HMRC Expands Informant Reward Scheme: 15–30% Payouts for High-Value Tax Fraud Reports

On 8 July 2026 HMRC published new guidance for its Strengthened Reward Scheme — offering informants 15% to 30% of tax recovered when reports lead to at least £1.5 million in additional collections.

On 8 July 2026 HM Revenue & Customs released new support materials — including a webinar and explainer video — for its Strengthened Reward Scheme for informants who report serious tax fraud and avoidance. The scheme is a significant expansion of HMRC's existing lower-value informant programme.

The launch arrives as HMRC reports record compliance yield of £48 billion in 2024–25 and targets £50.4 billion for 2025–26. With the estimated tax gap at 6.4% (£59.2 billion) for 2024–25, enforcement investment and third-party intelligence remain central to the department's strategy.

How the strengthened reward scheme works

Informants may receive between 15% and 30% of the value of additional tax collected by HMRC because of information they provide — but only where recovery reaches at least £1.5 million. Rewards are discretionary, not guaranteed, and are paid once tax has been collected and the matter is resolved.

The scheme specifically targets serious non-compliance involving large companies, wealthy individuals, offshore structures, and avoidance schemes. The existing scheme for lower-value reporting remains in place alongside the strengthened tier.
= = = = = = =
**Goal**. Reproduce the HMRC informant reward scheme article above word for word, in full.

**Element position data**.
= = = = = = =
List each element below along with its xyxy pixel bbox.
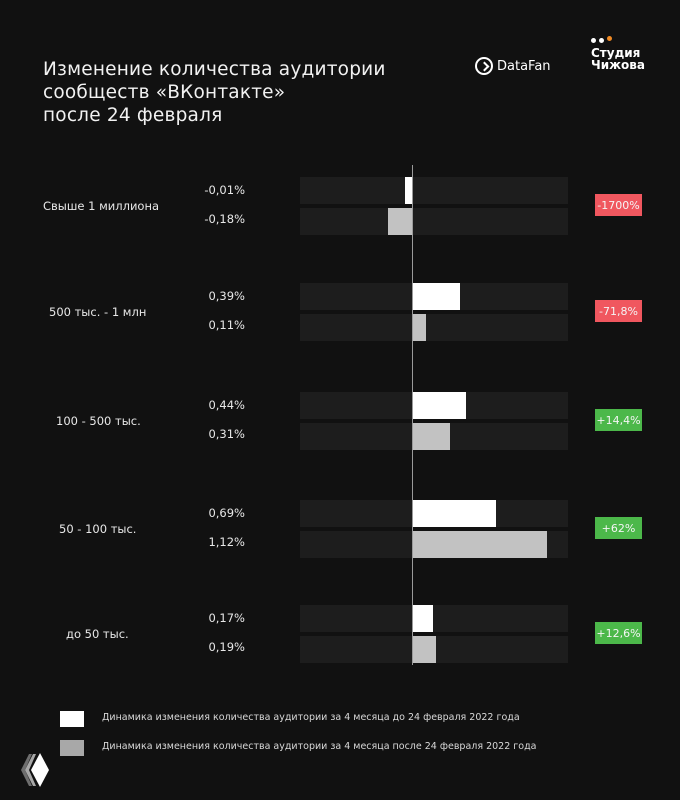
value-after: 1,12% — [208, 535, 245, 549]
group-label: 50 - 100 тыс. — [59, 522, 137, 536]
group-label: до 50 тыс. — [66, 627, 129, 641]
bar-track-after — [300, 208, 568, 235]
legend-label-after: Динамика изменения количества аудитории … — [102, 741, 537, 752]
value-after: 0,19% — [208, 640, 245, 654]
legend-label-before: Динамика изменения количества аудитории … — [102, 712, 520, 723]
value-before: 0,39% — [208, 289, 245, 303]
bar-before — [413, 500, 496, 527]
value-after: -0,18% — [204, 212, 245, 226]
bar-before — [413, 605, 434, 632]
change-badge: +14,4% — [595, 409, 642, 431]
bar-after — [413, 314, 427, 341]
title-line-1: Изменение количества аудитории — [43, 59, 386, 80]
value-after: 0,31% — [208, 427, 245, 441]
bar-after — [413, 423, 451, 450]
studio-chizhova-logo: Студия Чижова — [591, 36, 645, 72]
dots-icon — [591, 36, 645, 43]
value-before: 0,69% — [208, 506, 245, 520]
chart-title: Изменение количества аудитории сообществ… — [43, 58, 386, 127]
title-line-3: после 24 февраля — [43, 105, 223, 126]
bar-before — [413, 392, 466, 419]
legend-swatch-after — [60, 740, 84, 756]
group-label: Свыше 1 миллиона — [43, 199, 160, 213]
change-badge: +12,6% — [595, 622, 642, 644]
bar-track-before — [300, 177, 568, 204]
value-before: 0,17% — [208, 611, 245, 625]
datafan-label: DataFan — [497, 58, 551, 74]
studio-label-1: Студия — [591, 46, 641, 60]
value-after: 0,11% — [208, 318, 245, 332]
group-label: 500 тыс. - 1 млн — [49, 305, 147, 319]
zero-axis-line — [412, 165, 413, 665]
bar-before — [405, 177, 412, 204]
legend-swatch-before — [60, 711, 84, 727]
title-line-2: сообществ «ВКонтакте» — [43, 82, 286, 103]
bar-after — [388, 208, 412, 235]
datafan-logo: DataFan — [475, 57, 551, 75]
studio-label-2: Чижова — [591, 58, 645, 72]
corner-brand-icon — [21, 753, 49, 787]
change-badge: -71,8% — [595, 300, 642, 322]
bar-before — [413, 283, 460, 310]
bar-after — [413, 531, 548, 558]
group-label: 100 - 500 тыс. — [56, 414, 141, 428]
bar-track-before — [300, 605, 568, 632]
change-badge: +62% — [595, 517, 642, 539]
bar-after — [413, 636, 436, 663]
datafan-icon — [475, 57, 493, 75]
bar-track-after — [300, 314, 568, 341]
value-before: 0,44% — [208, 398, 245, 412]
change-badge: -1700% — [595, 194, 642, 216]
value-before: -0,01% — [204, 183, 245, 197]
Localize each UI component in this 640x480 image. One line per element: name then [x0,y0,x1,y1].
= = = = = = =
**Solution to the problem**.
HMRC Expands Informant Reward Scheme: 15–30% Payouts for High-Value Tax Fraud Reports

On 8 July 2026 HMRC published new guidance for its Strengthened Reward Scheme — offering informants 15% to 30% of tax recovered when reports lead to at least £1.5 million in additional collections.

On 8 July 2026 HM Revenue & Customs released new support materials — including a webinar and explainer video — for its Strengthened Reward Scheme for informants who report serious tax fraud and avoidance. The scheme is a significant expansion of HMRC's existing lower-value informant programme.

The launch arrives as HMRC reports record compliance yield of £48 billion in 2024–25 and targets £50.4 billion for 2025–26. With the estimated tax gap at 6.4% (£59.2 billion) for 2024–25, enforcement investment and third-party intelligence remain central to the department's strategy.

How the strengthened reward scheme works

Informants may receive between 15% and 30% of the value of additional tax collected by HMRC because of information they provide — but only where recovery reaches at least £1.5 million. Rewards are discretionary, not guaranteed, and are paid once tax has been collected and the matter is resolved.

The scheme specifically targets serious non-compliance involving large companies, wealthy individuals, offshore structures, and avoidance schemes. The existing scheme for lower-value reporting remains in place alongside the strengthened tier.